Task objective: Give every line from the entries that contains "color".

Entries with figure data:
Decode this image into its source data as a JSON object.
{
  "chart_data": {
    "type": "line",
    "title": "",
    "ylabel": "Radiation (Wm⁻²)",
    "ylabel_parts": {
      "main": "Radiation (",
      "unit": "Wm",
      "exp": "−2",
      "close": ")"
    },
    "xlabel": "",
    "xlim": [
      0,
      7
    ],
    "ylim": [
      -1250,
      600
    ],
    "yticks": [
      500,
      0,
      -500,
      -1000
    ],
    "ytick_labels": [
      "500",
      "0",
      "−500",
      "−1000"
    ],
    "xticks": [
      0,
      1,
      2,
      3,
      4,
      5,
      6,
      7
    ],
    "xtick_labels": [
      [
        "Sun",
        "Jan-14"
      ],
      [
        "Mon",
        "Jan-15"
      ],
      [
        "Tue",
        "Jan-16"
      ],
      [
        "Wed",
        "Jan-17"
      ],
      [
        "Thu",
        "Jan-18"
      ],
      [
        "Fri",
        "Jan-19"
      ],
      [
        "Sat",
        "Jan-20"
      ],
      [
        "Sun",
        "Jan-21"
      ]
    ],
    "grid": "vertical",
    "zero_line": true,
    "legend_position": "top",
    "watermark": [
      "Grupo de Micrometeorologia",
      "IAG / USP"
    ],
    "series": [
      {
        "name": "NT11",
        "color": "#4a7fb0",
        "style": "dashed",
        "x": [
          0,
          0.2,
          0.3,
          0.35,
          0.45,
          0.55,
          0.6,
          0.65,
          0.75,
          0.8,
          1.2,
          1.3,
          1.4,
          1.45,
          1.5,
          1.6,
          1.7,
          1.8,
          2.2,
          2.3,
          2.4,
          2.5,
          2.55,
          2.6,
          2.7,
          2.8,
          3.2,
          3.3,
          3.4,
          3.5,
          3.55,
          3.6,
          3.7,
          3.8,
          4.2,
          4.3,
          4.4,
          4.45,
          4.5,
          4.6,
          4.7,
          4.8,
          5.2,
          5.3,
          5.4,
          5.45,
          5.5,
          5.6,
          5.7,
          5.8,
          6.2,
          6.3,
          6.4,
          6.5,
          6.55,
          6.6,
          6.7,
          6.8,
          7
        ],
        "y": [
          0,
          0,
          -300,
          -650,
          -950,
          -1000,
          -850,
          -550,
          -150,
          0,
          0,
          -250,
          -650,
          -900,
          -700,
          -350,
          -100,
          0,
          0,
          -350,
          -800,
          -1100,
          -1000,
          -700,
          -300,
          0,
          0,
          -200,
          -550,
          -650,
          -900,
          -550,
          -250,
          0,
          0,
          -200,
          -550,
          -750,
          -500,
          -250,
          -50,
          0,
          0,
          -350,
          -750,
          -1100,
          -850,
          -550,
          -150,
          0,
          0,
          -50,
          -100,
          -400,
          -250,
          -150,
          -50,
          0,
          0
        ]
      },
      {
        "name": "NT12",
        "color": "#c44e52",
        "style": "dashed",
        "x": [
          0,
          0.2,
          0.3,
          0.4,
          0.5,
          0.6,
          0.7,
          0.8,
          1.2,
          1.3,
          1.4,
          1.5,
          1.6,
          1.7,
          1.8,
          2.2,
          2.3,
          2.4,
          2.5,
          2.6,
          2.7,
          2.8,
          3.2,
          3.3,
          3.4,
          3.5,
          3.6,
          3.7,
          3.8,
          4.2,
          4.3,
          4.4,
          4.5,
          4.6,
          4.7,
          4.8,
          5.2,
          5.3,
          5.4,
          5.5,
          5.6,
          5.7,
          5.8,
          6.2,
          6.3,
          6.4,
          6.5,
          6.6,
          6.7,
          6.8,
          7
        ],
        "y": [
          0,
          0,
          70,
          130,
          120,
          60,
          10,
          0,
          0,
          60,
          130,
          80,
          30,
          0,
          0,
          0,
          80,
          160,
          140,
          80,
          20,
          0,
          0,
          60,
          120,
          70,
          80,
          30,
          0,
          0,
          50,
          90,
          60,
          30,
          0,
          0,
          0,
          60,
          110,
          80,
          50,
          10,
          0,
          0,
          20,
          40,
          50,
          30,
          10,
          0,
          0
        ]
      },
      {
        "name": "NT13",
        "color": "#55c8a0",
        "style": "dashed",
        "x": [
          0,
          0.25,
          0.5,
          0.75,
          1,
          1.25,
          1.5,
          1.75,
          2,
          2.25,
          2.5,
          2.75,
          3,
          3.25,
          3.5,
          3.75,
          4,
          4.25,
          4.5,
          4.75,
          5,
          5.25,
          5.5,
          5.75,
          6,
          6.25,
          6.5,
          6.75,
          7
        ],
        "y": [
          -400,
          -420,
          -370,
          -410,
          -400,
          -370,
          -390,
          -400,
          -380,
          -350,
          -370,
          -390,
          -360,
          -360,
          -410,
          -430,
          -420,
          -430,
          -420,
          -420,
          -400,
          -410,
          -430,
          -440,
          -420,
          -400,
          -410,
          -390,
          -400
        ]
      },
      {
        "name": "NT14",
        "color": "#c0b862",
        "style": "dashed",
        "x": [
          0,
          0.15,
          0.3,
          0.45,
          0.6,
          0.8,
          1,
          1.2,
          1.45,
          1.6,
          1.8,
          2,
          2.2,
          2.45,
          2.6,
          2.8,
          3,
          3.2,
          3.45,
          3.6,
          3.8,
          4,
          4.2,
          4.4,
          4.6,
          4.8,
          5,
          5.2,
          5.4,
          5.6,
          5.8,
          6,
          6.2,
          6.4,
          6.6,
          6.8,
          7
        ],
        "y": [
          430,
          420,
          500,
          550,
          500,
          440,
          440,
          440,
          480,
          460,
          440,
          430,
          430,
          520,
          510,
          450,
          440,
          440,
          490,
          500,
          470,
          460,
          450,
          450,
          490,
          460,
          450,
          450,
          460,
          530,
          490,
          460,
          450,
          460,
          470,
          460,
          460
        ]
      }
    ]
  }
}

Written solution:
        "color": "#4a7fb0",
        "color": "#c44e52",
        "color": "#55c8a0",
        "color": "#c0b862",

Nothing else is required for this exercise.